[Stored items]
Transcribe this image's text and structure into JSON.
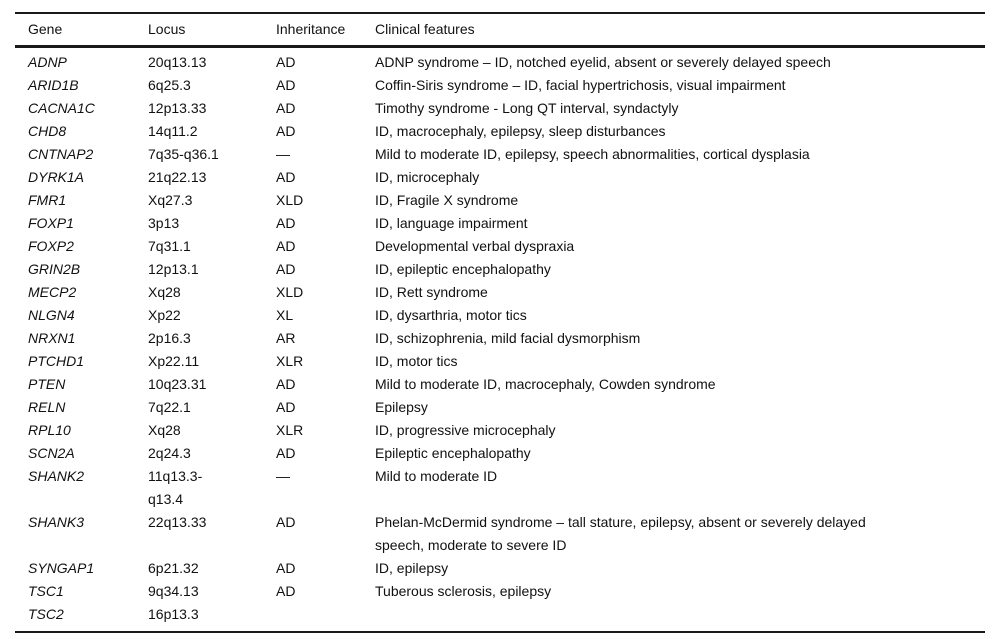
{
  "table": {
    "columns": [
      "Gene",
      "Locus",
      "Inheritance",
      "Clinical features"
    ],
    "rows": [
      {
        "gene": "ADNP",
        "locus": "20q13.13",
        "inheritance": "AD",
        "features": "ADNP syndrome – ID, notched eyelid, absent or severely delayed speech"
      },
      {
        "gene": "ARID1B",
        "locus": "6q25.3",
        "inheritance": "AD",
        "features": "Coffin-Siris syndrome – ID, facial hypertrichosis, visual impairment"
      },
      {
        "gene": "CACNA1C",
        "locus": "12p13.33",
        "inheritance": "AD",
        "features": "Timothy syndrome - Long QT interval, syndactyly"
      },
      {
        "gene": "CHD8",
        "locus": "14q11.2",
        "inheritance": "AD",
        "features": "ID, macrocephaly, epilepsy, sleep disturbances"
      },
      {
        "gene": "CNTNAP2",
        "locus": "7q35-q36.1",
        "inheritance": "—",
        "features": "Mild to moderate ID, epilepsy, speech abnormalities, cortical dysplasia"
      },
      {
        "gene": "DYRK1A",
        "locus": "21q22.13",
        "inheritance": "AD",
        "features": "ID, microcephaly"
      },
      {
        "gene": "FMR1",
        "locus": "Xq27.3",
        "inheritance": "XLD",
        "features": "ID, Fragile X syndrome"
      },
      {
        "gene": "FOXP1",
        "locus": "3p13",
        "inheritance": "AD",
        "features": "ID, language impairment"
      },
      {
        "gene": "FOXP2",
        "locus": "7q31.1",
        "inheritance": "AD",
        "features": "Developmental verbal dyspraxia"
      },
      {
        "gene": "GRIN2B",
        "locus": "12p13.1",
        "inheritance": "AD",
        "features": "ID, epileptic encephalopathy"
      },
      {
        "gene": "MECP2",
        "locus": "Xq28",
        "inheritance": "XLD",
        "features": "ID, Rett syndrome"
      },
      {
        "gene": "NLGN4",
        "locus": "Xp22",
        "inheritance": "XL",
        "features": "ID, dysarthria, motor tics"
      },
      {
        "gene": "NRXN1",
        "locus": "2p16.3",
        "inheritance": "AR",
        "features": "ID, schizophrenia, mild facial dysmorphism"
      },
      {
        "gene": "PTCHD1",
        "locus": "Xp22.11",
        "inheritance": "XLR",
        "features": "ID, motor tics"
      },
      {
        "gene": "PTEN",
        "locus": "10q23.31",
        "inheritance": "AD",
        "features": "Mild to moderate ID, macrocephaly, Cowden syndrome"
      },
      {
        "gene": "RELN",
        "locus": "7q22.1",
        "inheritance": "AD",
        "features": "Epilepsy"
      },
      {
        "gene": "RPL10",
        "locus": "Xq28",
        "inheritance": "XLR",
        "features": "ID, progressive microcephaly"
      },
      {
        "gene": "SCN2A",
        "locus": "2q24.3",
        "inheritance": "AD",
        "features": "Epileptic encephalopathy"
      },
      {
        "gene": "SHANK2",
        "locus": "11q13.3-\nq13.4",
        "inheritance": "—",
        "features": "Mild to moderate ID"
      },
      {
        "gene": "SHANK3",
        "locus": "22q13.33",
        "inheritance": "AD",
        "features": "Phelan-McDermid syndrome – tall stature, epilepsy, absent or severely delayed\nspeech, moderate to severe ID"
      },
      {
        "gene": "SYNGAP1",
        "locus": "6p21.32",
        "inheritance": "AD",
        "features": "ID, epilepsy"
      },
      {
        "gene": "TSC1",
        "locus": "9q34.13",
        "inheritance": "AD",
        "features": "Tuberous sclerosis, epilepsy"
      },
      {
        "gene": "TSC2",
        "locus": "16p13.3",
        "inheritance": "",
        "features": ""
      }
    ]
  }
}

_Set problem_. Retype everything in the material word for word, minus pictures.

_Task solution_.
Transcribe this image's text and structure into JSON.
{
  "table": {
    "columns": [
      "Gene",
      "Locus",
      "Inheritance",
      "Clinical features"
    ],
    "rows": [
      {
        "gene": "ADNP",
        "locus": "20q13.13",
        "inheritance": "AD",
        "features": "ADNP syndrome – ID, notched eyelid, absent or severely delayed speech"
      },
      {
        "gene": "ARID1B",
        "locus": "6q25.3",
        "inheritance": "AD",
        "features": "Coffin-Siris syndrome – ID, facial hypertrichosis, visual impairment"
      },
      {
        "gene": "CACNA1C",
        "locus": "12p13.33",
        "inheritance": "AD",
        "features": "Timothy syndrome - Long QT interval, syndactyly"
      },
      {
        "gene": "CHD8",
        "locus": "14q11.2",
        "inheritance": "AD",
        "features": "ID, macrocephaly, epilepsy, sleep disturbances"
      },
      {
        "gene": "CNTNAP2",
        "locus": "7q35-q36.1",
        "inheritance": "—",
        "features": "Mild to moderate ID, epilepsy, speech abnormalities, cortical dysplasia"
      },
      {
        "gene": "DYRK1A",
        "locus": "21q22.13",
        "inheritance": "AD",
        "features": "ID, microcephaly"
      },
      {
        "gene": "FMR1",
        "locus": "Xq27.3",
        "inheritance": "XLD",
        "features": "ID, Fragile X syndrome"
      },
      {
        "gene": "FOXP1",
        "locus": "3p13",
        "inheritance": "AD",
        "features": "ID, language impairment"
      },
      {
        "gene": "FOXP2",
        "locus": "7q31.1",
        "inheritance": "AD",
        "features": "Developmental verbal dyspraxia"
      },
      {
        "gene": "GRIN2B",
        "locus": "12p13.1",
        "inheritance": "AD",
        "features": "ID, epileptic encephalopathy"
      },
      {
        "gene": "MECP2",
        "locus": "Xq28",
        "inheritance": "XLD",
        "features": "ID, Rett syndrome"
      },
      {
        "gene": "NLGN4",
        "locus": "Xp22",
        "inheritance": "XL",
        "features": "ID, dysarthria, motor tics"
      },
      {
        "gene": "NRXN1",
        "locus": "2p16.3",
        "inheritance": "AR",
        "features": "ID, schizophrenia, mild facial dysmorphism"
      },
      {
        "gene": "PTCHD1",
        "locus": "Xp22.11",
        "inheritance": "XLR",
        "features": "ID, motor tics"
      },
      {
        "gene": "PTEN",
        "locus": "10q23.31",
        "inheritance": "AD",
        "features": "Mild to moderate ID, macrocephaly, Cowden syndrome"
      },
      {
        "gene": "RELN",
        "locus": "7q22.1",
        "inheritance": "AD",
        "features": "Epilepsy"
      },
      {
        "gene": "RPL10",
        "locus": "Xq28",
        "inheritance": "XLR",
        "features": "ID, progressive microcephaly"
      },
      {
        "gene": "SCN2A",
        "locus": "2q24.3",
        "inheritance": "AD",
        "features": "Epileptic encephalopathy"
      },
      {
        "gene": "SHANK2",
        "locus": "11q13.3-\nq13.4",
        "inheritance": "—",
        "features": "Mild to moderate ID"
      },
      {
        "gene": "SHANK3",
        "locus": "22q13.33",
        "inheritance": "AD",
        "features": "Phelan-McDermid syndrome – tall stature, epilepsy, absent or severely delayed\nspeech, moderate to severe ID"
      },
      {
        "gene": "SYNGAP1",
        "locus": "6p21.32",
        "inheritance": "AD",
        "features": "ID, epilepsy"
      },
      {
        "gene": "TSC1",
        "locus": "9q34.13",
        "inheritance": "AD",
        "features": "Tuberous sclerosis, epilepsy"
      },
      {
        "gene": "TSC2",
        "locus": "16p13.3",
        "inheritance": "",
        "features": ""
      }
    ]
  }
}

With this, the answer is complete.